EXPLORE THE MATERIAL:
a) Summarize the reflection on missing campus life in two sentences.
b) Answer these questions using the reflection on missing campus life:
(i) How does the writer describe Zoom?
(ii) According to the writer, what do masks obscure?
(iii) What word describes the immediate future?
c) Extract a section of the reflection on missing campus life word for word, from "Zoom is serviceable, but" up to and including "job so worthwhile.".

EXERCISE TEXT:
• • • •

I miss the laughter in the hallways. I miss the exclamations of joy following scientific breakthroughs or successful exam performances. I miss the carefree banter and teasing amongst faculty and students. I even miss the bad stuff, like students lamenting about a challenging instructor or researchers complaining about unfair reviewers. I miss it all!
Zoom is serviceable, but it isn't the same as being together in person. Masks are critically important, but they obscure the depth of emotions that make this career so interesting and this job so worthwhile.
Yet we trudge onward, doing what is necessary to protect those around us. We face another year dealing with an insidious virus that shows few signs of stopping. The immediate future remains murky.

• • • •

(Items from a dataset)
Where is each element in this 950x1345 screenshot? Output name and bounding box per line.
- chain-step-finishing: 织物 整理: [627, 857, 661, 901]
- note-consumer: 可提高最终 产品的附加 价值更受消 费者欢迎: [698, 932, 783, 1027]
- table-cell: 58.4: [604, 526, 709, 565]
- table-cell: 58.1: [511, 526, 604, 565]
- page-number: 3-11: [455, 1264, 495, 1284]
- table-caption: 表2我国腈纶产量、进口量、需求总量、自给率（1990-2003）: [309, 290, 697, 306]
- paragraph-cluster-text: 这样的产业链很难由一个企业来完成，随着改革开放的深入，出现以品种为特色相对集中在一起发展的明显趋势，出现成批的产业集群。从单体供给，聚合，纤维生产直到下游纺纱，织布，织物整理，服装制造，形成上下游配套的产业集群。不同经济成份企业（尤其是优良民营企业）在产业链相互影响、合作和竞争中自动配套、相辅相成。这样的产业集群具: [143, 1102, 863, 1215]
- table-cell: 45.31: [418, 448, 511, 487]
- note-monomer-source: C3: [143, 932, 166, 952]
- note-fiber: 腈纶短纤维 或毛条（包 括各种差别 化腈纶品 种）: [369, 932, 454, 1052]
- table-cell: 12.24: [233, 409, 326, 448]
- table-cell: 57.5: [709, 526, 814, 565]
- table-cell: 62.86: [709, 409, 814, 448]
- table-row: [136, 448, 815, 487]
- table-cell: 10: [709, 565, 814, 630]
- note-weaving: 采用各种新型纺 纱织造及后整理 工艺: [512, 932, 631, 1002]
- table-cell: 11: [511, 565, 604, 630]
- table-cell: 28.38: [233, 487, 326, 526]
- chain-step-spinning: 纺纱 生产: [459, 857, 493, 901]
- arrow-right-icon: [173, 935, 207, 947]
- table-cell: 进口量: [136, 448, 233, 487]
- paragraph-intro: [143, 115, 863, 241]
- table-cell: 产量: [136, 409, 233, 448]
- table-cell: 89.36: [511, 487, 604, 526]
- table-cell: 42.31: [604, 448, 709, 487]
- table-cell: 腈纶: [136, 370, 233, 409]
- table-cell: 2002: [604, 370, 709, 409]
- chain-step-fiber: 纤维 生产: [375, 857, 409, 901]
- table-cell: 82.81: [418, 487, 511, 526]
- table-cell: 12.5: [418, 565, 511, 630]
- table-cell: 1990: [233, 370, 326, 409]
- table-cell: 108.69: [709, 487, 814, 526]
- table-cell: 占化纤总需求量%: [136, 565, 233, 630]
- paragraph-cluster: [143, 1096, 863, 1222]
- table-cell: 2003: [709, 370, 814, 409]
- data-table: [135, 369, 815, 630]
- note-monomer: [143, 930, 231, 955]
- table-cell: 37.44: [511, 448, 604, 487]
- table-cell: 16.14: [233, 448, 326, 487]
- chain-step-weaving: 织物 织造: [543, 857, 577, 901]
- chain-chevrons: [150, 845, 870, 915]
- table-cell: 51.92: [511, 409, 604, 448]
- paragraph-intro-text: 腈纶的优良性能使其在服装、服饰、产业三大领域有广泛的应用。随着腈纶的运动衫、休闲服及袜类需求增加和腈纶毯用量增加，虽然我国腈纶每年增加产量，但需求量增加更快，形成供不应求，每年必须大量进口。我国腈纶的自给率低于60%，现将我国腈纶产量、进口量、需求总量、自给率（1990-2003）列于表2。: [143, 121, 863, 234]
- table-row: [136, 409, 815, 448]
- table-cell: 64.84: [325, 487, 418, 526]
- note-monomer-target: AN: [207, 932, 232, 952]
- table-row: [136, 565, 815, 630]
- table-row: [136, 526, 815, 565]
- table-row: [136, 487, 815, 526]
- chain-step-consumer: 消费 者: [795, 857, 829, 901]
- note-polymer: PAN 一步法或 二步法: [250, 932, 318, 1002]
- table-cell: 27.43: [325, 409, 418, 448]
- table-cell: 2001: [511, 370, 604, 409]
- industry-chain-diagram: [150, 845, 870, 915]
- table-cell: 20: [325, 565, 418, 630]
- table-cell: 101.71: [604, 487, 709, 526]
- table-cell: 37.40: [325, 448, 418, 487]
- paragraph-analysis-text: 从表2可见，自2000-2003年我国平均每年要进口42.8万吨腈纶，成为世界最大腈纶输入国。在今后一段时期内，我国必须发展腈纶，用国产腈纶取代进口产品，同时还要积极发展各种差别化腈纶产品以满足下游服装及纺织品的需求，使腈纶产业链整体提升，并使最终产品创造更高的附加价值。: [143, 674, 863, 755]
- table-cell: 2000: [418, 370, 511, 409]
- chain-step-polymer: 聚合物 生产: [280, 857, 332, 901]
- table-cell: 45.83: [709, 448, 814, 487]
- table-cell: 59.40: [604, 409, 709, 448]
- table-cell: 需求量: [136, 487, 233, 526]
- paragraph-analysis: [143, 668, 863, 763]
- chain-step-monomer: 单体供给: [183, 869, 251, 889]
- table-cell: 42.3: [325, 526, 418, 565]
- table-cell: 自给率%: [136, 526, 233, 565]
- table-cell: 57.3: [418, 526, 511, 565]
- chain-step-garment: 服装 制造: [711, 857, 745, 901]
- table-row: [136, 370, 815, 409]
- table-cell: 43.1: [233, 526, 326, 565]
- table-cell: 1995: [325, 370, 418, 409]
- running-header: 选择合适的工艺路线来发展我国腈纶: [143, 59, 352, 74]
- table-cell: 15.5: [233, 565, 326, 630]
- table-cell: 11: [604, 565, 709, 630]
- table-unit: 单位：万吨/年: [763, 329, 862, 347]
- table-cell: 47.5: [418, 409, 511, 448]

• • • •

PROBLEM SOLUTIONS:
a) The writer misses everything about being together with faculty and students, from the laughter and banter to the complaints about challenging instructors and unfair reviewers. Zoom and masks cannot replace being together in person, yet people trudge onward to protect those around them while an insidious virus shows few signs of stopping and the immediate future remains murky.

b)
(i) Zoom is serviceable, but it isn't the same as being together in person.
(ii) They obscure the depth of emotions that make this career so interesting and this job so worthwhile.
(iii) Murky.

c)
Zoom is serviceable, but it isn't the same as being together in person. Masks are critically important, but they obscure the depth of emotions that make this career so interesting and this job so worthwhile.